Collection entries
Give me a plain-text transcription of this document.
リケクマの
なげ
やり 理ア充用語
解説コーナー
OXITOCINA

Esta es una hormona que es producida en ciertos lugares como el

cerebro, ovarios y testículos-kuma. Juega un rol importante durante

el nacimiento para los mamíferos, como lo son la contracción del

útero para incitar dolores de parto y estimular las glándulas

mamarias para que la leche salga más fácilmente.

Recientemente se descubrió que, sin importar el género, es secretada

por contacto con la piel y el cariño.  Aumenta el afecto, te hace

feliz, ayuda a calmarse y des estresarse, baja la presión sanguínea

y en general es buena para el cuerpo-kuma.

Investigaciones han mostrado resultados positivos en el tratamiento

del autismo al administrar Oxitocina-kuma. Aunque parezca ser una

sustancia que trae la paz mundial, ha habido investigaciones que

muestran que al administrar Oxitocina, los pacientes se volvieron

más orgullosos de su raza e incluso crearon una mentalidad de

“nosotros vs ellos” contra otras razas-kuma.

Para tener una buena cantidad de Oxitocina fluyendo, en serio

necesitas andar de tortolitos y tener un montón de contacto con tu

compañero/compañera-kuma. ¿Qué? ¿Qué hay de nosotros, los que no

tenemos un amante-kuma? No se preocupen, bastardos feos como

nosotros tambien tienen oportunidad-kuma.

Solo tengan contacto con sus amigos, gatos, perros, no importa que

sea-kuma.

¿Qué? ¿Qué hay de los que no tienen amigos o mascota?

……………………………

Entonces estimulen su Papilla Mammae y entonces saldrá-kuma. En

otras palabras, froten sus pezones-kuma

▶ _What you need to do_
Copy the entries above exactly, leaving none out.

▶ _Output for this exercise_
Give me a plain-text transcription of this document.
リケクマの
なげ
やり 理ア充用語
解説コーナー
OXITOCINA

Esta es una hormona que es producida en ciertos lugares como el

cerebro, ovarios y testículos-kuma. Juega un rol importante durante

el nacimiento para los mamíferos, como lo son la contracción del

útero para incitar dolores de parto y estimular las glándulas

mamarias para que la leche salga más fácilmente.

Recientemente se descubrió que, sin importar el género, es secretada

por contacto con la piel y el cariño.  Aumenta el afecto, te hace

feliz, ayuda a calmarse y des estresarse, baja la presión sanguínea

y en general es buena para el cuerpo-kuma.

Investigaciones han mostrado resultados positivos en el tratamiento

del autismo al administrar Oxitocina-kuma. Aunque parezca ser una

sustancia que trae la paz mundial, ha habido investigaciones que

muestran que al administrar Oxitocina, los pacientes se volvieron

más orgullosos de su raza e incluso crearon una mentalidad de

“nosotros vs ellos” contra otras razas-kuma.

Para tener una buena cantidad de Oxitocina fluyendo, en serio

necesitas andar de tortolitos y tener un montón de contacto con tu

compañero/compañera-kuma. ¿Qué? ¿Qué hay de nosotros, los que no

tenemos un amante-kuma? No se preocupen, bastardos feos como

nosotros tambien tienen oportunidad-kuma.

Solo tengan contacto con sus amigos, gatos, perros, no importa que

sea-kuma.

¿Qué? ¿Qué hay de los que no tienen amigos o mascota?

……………………………

Entonces estimulen su Papilla Mammae y entonces saldrá-kuma. En

otras palabras, froten sus pezones-kuma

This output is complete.